#### [Records supplied]
============

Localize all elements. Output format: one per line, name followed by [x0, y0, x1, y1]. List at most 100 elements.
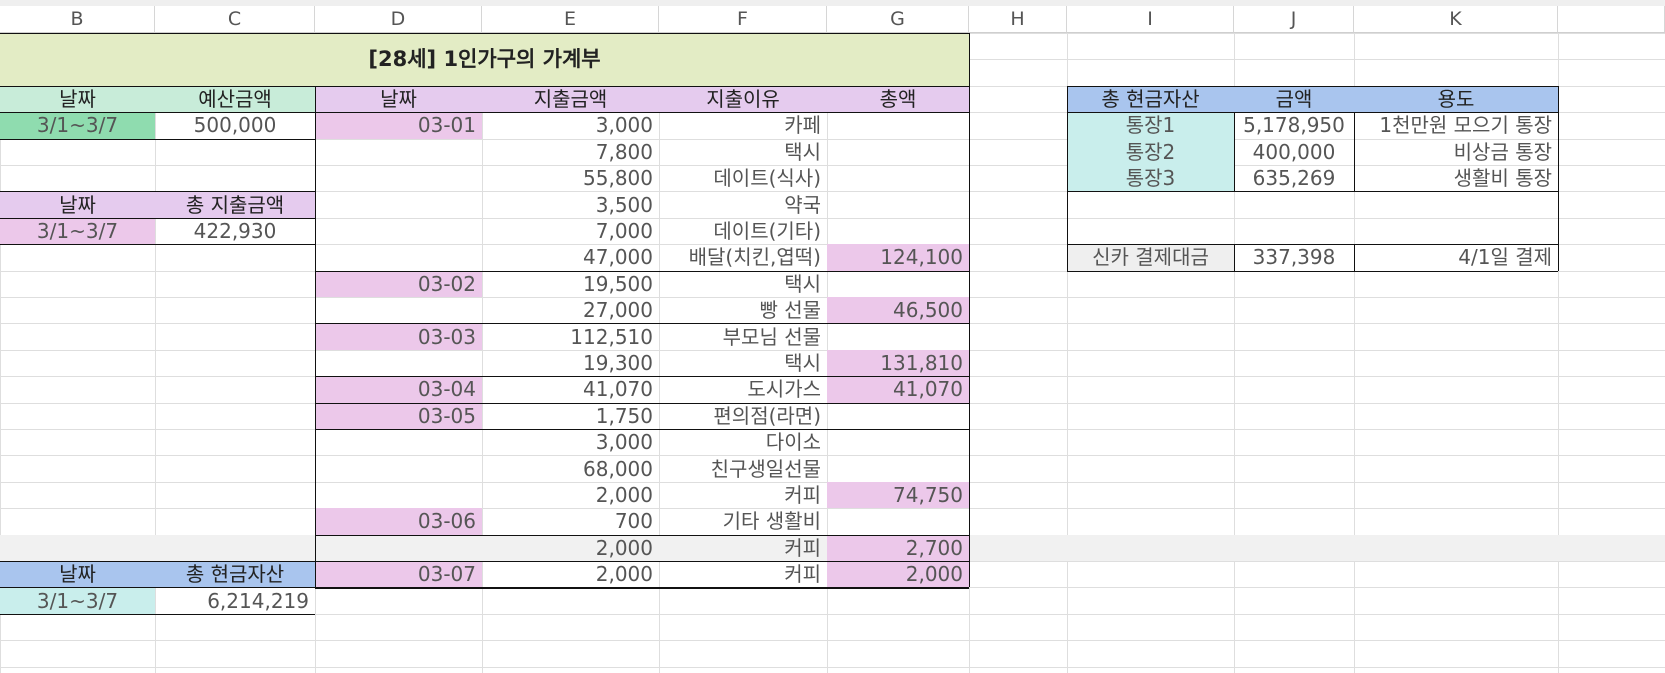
ledger-amount[interactable]: 112,510	[482, 323, 659, 349]
ledger-header-amount[interactable]: 지출금액	[482, 85, 659, 113]
budget-date[interactable]: 3/1~3/7	[0, 112, 155, 139]
ledger-reason[interactable]: 커피	[659, 561, 827, 587]
ledger-total[interactable]: 41,070	[827, 376, 969, 403]
ledger-reason[interactable]: 부모님 선물	[659, 323, 827, 349]
ledger-reason[interactable]: 택시	[659, 139, 827, 165]
ledger-header-reason[interactable]: 지출이유	[659, 85, 827, 113]
spend-amount[interactable]: 422,930	[155, 218, 315, 244]
ledger-total[interactable]: 46,500	[827, 297, 969, 324]
assets-header-amount[interactable]: 금액	[1234, 85, 1354, 113]
asset-purpose[interactable]: 비상금 통장	[1354, 139, 1558, 165]
ledger-amount[interactable]: 2,000	[482, 561, 659, 587]
spend-date[interactable]: 3/1~3/7	[0, 217, 155, 245]
asset-amount[interactable]: 635,269	[1234, 165, 1354, 191]
ledger-reason[interactable]: 데이트(식사)	[659, 165, 827, 191]
column-header-h[interactable]: H	[969, 6, 1067, 33]
ledger-total[interactable]: 2,700	[827, 534, 969, 561]
ledger-amount[interactable]: 19,300	[482, 350, 659, 376]
ledger-date[interactable]: 03-02	[315, 270, 482, 297]
asset-purpose[interactable]: 생활비 통장	[1354, 165, 1558, 191]
ledger-reason[interactable]: 커피	[659, 535, 827, 561]
asset-amount[interactable]: 400,000	[1234, 139, 1354, 165]
card-amount[interactable]: 337,398	[1234, 244, 1354, 270]
ledger-total[interactable]: 131,810	[827, 349, 969, 377]
column-header-g[interactable]: G	[827, 6, 969, 33]
ledger-amount[interactable]: 3,000	[482, 429, 659, 455]
ledger-amount[interactable]: 3,500	[482, 191, 659, 217]
budget-header-date[interactable]: 날짜	[0, 85, 155, 113]
ledger-date[interactable]: 03-07	[315, 561, 482, 588]
ledger-reason[interactable]: 데이트(기타)	[659, 218, 827, 244]
ledger-amount[interactable]: 3,000	[482, 112, 659, 138]
ledger-amount[interactable]: 27,000	[482, 297, 659, 323]
ledger-reason[interactable]: 배달(치킨,엽떡)	[659, 244, 827, 270]
border-block-mid	[0, 217, 315, 219]
card-purpose[interactable]: 4/1일 결제	[1354, 244, 1558, 270]
ledger-header-date[interactable]: 날짜	[315, 85, 482, 113]
ledger-total[interactable]: 2,000	[827, 561, 969, 588]
ledger-reason[interactable]: 커피	[659, 482, 827, 508]
column-header-d[interactable]: D	[315, 6, 482, 33]
budget-amount[interactable]: 500,000	[155, 112, 315, 138]
border-block-bottom	[0, 613, 315, 615]
ledger-date[interactable]: 03-01	[315, 112, 482, 139]
spend-header-date[interactable]: 날짜	[0, 191, 155, 218]
ledger-reason[interactable]: 약국	[659, 191, 827, 217]
ledger-amount[interactable]: 2,000	[482, 535, 659, 561]
asset-amount[interactable]: 5,178,950	[1234, 112, 1354, 138]
ledger-total[interactable]: 124,100	[827, 244, 969, 271]
ledger-reason[interactable]: 택시	[659, 271, 827, 297]
cash-amount[interactable]: 6,214,219	[155, 587, 315, 613]
assets-header-name[interactable]: 총 현금자산	[1067, 85, 1234, 113]
asset-name[interactable]: 통장3	[1067, 165, 1234, 192]
ledger-amount[interactable]: 7,000	[482, 218, 659, 244]
border-card-top	[1067, 244, 1558, 246]
ledger-date[interactable]: 03-03	[315, 323, 482, 350]
column-header-i[interactable]: I	[1067, 6, 1234, 33]
ledger-reason[interactable]: 빵 선물	[659, 297, 827, 323]
sheet-title[interactable]: [28세] 1인가구의 가계부	[0, 33, 969, 86]
asset-name[interactable]: 통장1	[1067, 112, 1234, 139]
asset-purpose[interactable]: 1천만원 모으기 통장	[1354, 112, 1558, 138]
ledger-reason[interactable]: 택시	[659, 350, 827, 376]
column-header-k[interactable]: K	[1354, 6, 1558, 33]
ledger-reason[interactable]: 도시가스	[659, 376, 827, 402]
cash-header-date[interactable]: 날짜	[0, 561, 155, 588]
card-name[interactable]: 신카 결제대금	[1067, 244, 1234, 271]
ledger-amount[interactable]: 7,800	[482, 139, 659, 165]
ledger-amount[interactable]: 47,000	[482, 244, 659, 270]
ledger-amount[interactable]: 55,800	[482, 165, 659, 191]
ledger-reason[interactable]: 다이소	[659, 429, 827, 455]
ledger-header-total[interactable]: 총액	[827, 85, 969, 113]
ledger-total[interactable]: 74,750	[827, 481, 969, 509]
spend-header-amount[interactable]: 총 지출금액	[155, 191, 315, 218]
ledger-date[interactable]: 03-05	[315, 402, 482, 429]
border-block-mid	[0, 587, 315, 589]
ledger-reason[interactable]: 편의점(라면)	[659, 403, 827, 429]
column-header-j[interactable]: J	[1234, 6, 1354, 33]
ledger-amount[interactable]: 19,500	[482, 271, 659, 297]
ledger-reason[interactable]: 기타 생활비	[659, 508, 827, 534]
column-header-e[interactable]: E	[482, 6, 659, 33]
cash-header-amount[interactable]: 총 현금자산	[155, 561, 315, 588]
assets-header-purpose[interactable]: 용도	[1354, 85, 1558, 113]
ledger-amount[interactable]: 68,000	[482, 455, 659, 481]
border-ledger-day	[315, 561, 969, 562]
ledger-amount[interactable]: 2,000	[482, 482, 659, 508]
ledger-amount[interactable]: 700	[482, 508, 659, 534]
gridline-row	[0, 666, 1665, 668]
ledger-reason[interactable]: 카페	[659, 112, 827, 138]
column-header-f[interactable]: F	[659, 6, 827, 33]
budget-header-amount[interactable]: 예산금액	[155, 85, 315, 113]
ledger-reason[interactable]: 친구생일선물	[659, 455, 827, 481]
column-header-b[interactable]: B	[0, 6, 155, 33]
column-header-c[interactable]: C	[155, 6, 315, 33]
border-assets-right	[1558, 85, 1559, 271]
ledger-date[interactable]: 03-06	[315, 508, 482, 535]
border-assets-inner	[1354, 112, 1355, 192]
asset-name[interactable]: 통장2	[1067, 138, 1234, 165]
cash-date[interactable]: 3/1~3/7	[0, 587, 155, 614]
ledger-amount[interactable]: 1,750	[482, 403, 659, 429]
ledger-amount[interactable]: 41,070	[482, 376, 659, 402]
ledger-date[interactable]: 03-04	[315, 376, 482, 403]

============

#### [Set exercise]
Could you write out the listing above again with every "ledger-reason" swapped for "expense-reason" and everything else left as it is, omitting the pictures?

#### [Response]
Localize all elements. Output format: one per line, name followed by [x0, y0, x1, y1]. List at most 100 elements.
ledger-amount[interactable]: 112,510	[482, 323, 659, 349]
ledger-header-amount[interactable]: 지출금액	[482, 85, 659, 113]
budget-date[interactable]: 3/1~3/7	[0, 112, 155, 139]
expense-reason[interactable]: 커피	[659, 561, 827, 587]
ledger-total[interactable]: 41,070	[827, 376, 969, 403]
expense-reason[interactable]: 부모님 선물	[659, 323, 827, 349]
expense-reason[interactable]: 택시	[659, 139, 827, 165]
ledger-header-reason[interactable]: 지출이유	[659, 85, 827, 113]
spend-amount[interactable]: 422,930	[155, 218, 315, 244]
ledger-total[interactable]: 46,500	[827, 297, 969, 324]
assets-header-amount[interactable]: 금액	[1234, 85, 1354, 113]
asset-purpose[interactable]: 비상금 통장	[1354, 139, 1558, 165]
ledger-amount[interactable]: 2,000	[482, 561, 659, 587]
spend-date[interactable]: 3/1~3/7	[0, 217, 155, 245]
asset-amount[interactable]: 635,269	[1234, 165, 1354, 191]
expense-reason[interactable]: 데이트(식사)	[659, 165, 827, 191]
column-header-h[interactable]: H	[969, 6, 1067, 33]
ledger-total[interactable]: 2,700	[827, 534, 969, 561]
ledger-amount[interactable]: 19,300	[482, 350, 659, 376]
ledger-date[interactable]: 03-02	[315, 270, 482, 297]
asset-purpose[interactable]: 생활비 통장	[1354, 165, 1558, 191]
expense-reason[interactable]: 커피	[659, 535, 827, 561]
asset-amount[interactable]: 400,000	[1234, 139, 1354, 165]
card-amount[interactable]: 337,398	[1234, 244, 1354, 270]
ledger-total[interactable]: 131,810	[827, 349, 969, 377]
column-header-g[interactable]: G	[827, 6, 969, 33]
ledger-amount[interactable]: 3,000	[482, 429, 659, 455]
ledger-amount[interactable]: 3,500	[482, 191, 659, 217]
budget-header-date[interactable]: 날짜	[0, 85, 155, 113]
ledger-date[interactable]: 03-07	[315, 561, 482, 588]
expense-reason[interactable]: 데이트(기타)	[659, 218, 827, 244]
ledger-amount[interactable]: 3,000	[482, 112, 659, 138]
ledger-amount[interactable]: 27,000	[482, 297, 659, 323]
expense-reason[interactable]: 배달(치킨,엽떡)	[659, 244, 827, 270]
border-block-mid	[0, 217, 315, 219]
card-purpose[interactable]: 4/1일 결제	[1354, 244, 1558, 270]
ledger-header-date[interactable]: 날짜	[315, 85, 482, 113]
ledger-total[interactable]: 2,000	[827, 561, 969, 588]
expense-reason[interactable]: 커피	[659, 482, 827, 508]
column-header-d[interactable]: D	[315, 6, 482, 33]
budget-amount[interactable]: 500,000	[155, 112, 315, 138]
border-block-bottom	[0, 613, 315, 615]
ledger-date[interactable]: 03-01	[315, 112, 482, 139]
spend-header-date[interactable]: 날짜	[0, 191, 155, 218]
expense-reason[interactable]: 약국	[659, 191, 827, 217]
ledger-amount[interactable]: 2,000	[482, 535, 659, 561]
asset-amount[interactable]: 5,178,950	[1234, 112, 1354, 138]
ledger-total[interactable]: 124,100	[827, 244, 969, 271]
expense-reason[interactable]: 택시	[659, 271, 827, 297]
cash-amount[interactable]: 6,214,219	[155, 587, 315, 613]
assets-header-name[interactable]: 총 현금자산	[1067, 85, 1234, 113]
asset-name[interactable]: 통장3	[1067, 165, 1234, 192]
ledger-amount[interactable]: 7,000	[482, 218, 659, 244]
border-card-top	[1067, 244, 1558, 246]
ledger-date[interactable]: 03-03	[315, 323, 482, 350]
column-header-i[interactable]: I	[1067, 6, 1234, 33]
expense-reason[interactable]: 빵 선물	[659, 297, 827, 323]
sheet-title[interactable]: [28세] 1인가구의 가계부	[0, 33, 969, 86]
asset-name[interactable]: 통장1	[1067, 112, 1234, 139]
asset-purpose[interactable]: 1천만원 모으기 통장	[1354, 112, 1558, 138]
expense-reason[interactable]: 택시	[659, 350, 827, 376]
column-header-k[interactable]: K	[1354, 6, 1558, 33]
expense-reason[interactable]: 도시가스	[659, 376, 827, 402]
cash-header-date[interactable]: 날짜	[0, 561, 155, 588]
card-name[interactable]: 신카 결제대금	[1067, 244, 1234, 271]
ledger-amount[interactable]: 7,800	[482, 139, 659, 165]
ledger-amount[interactable]: 47,000	[482, 244, 659, 270]
ledger-amount[interactable]: 55,800	[482, 165, 659, 191]
expense-reason[interactable]: 다이소	[659, 429, 827, 455]
ledger-header-total[interactable]: 총액	[827, 85, 969, 113]
ledger-total[interactable]: 74,750	[827, 481, 969, 509]
spend-header-amount[interactable]: 총 지출금액	[155, 191, 315, 218]
ledger-date[interactable]: 03-05	[315, 402, 482, 429]
border-block-mid	[0, 587, 315, 589]
expense-reason[interactable]: 편의점(라면)	[659, 403, 827, 429]
column-header-j[interactable]: J	[1234, 6, 1354, 33]
ledger-amount[interactable]: 19,500	[482, 271, 659, 297]
expense-reason[interactable]: 기타 생활비	[659, 508, 827, 534]
column-header-e[interactable]: E	[482, 6, 659, 33]
cash-header-amount[interactable]: 총 현금자산	[155, 561, 315, 588]
assets-header-purpose[interactable]: 용도	[1354, 85, 1558, 113]
ledger-amount[interactable]: 68,000	[482, 455, 659, 481]
border-ledger-day	[315, 561, 969, 562]
ledger-amount[interactable]: 2,000	[482, 482, 659, 508]
ledger-amount[interactable]: 700	[482, 508, 659, 534]
gridline-row	[0, 666, 1665, 668]
expense-reason[interactable]: 카페	[659, 112, 827, 138]
column-header-f[interactable]: F	[659, 6, 827, 33]
budget-header-amount[interactable]: 예산금액	[155, 85, 315, 113]
expense-reason[interactable]: 친구생일선물	[659, 455, 827, 481]
column-header-b[interactable]: B	[0, 6, 155, 33]
column-header-c[interactable]: C	[155, 6, 315, 33]
border-assets-right	[1558, 85, 1559, 271]
ledger-date[interactable]: 03-06	[315, 508, 482, 535]
border-assets-inner	[1354, 112, 1355, 192]
asset-name[interactable]: 통장2	[1067, 138, 1234, 165]
cash-date[interactable]: 3/1~3/7	[0, 587, 155, 614]
ledger-amount[interactable]: 1,750	[482, 403, 659, 429]
ledger-amount[interactable]: 41,070	[482, 376, 659, 402]
ledger-date[interactable]: 03-04	[315, 376, 482, 403]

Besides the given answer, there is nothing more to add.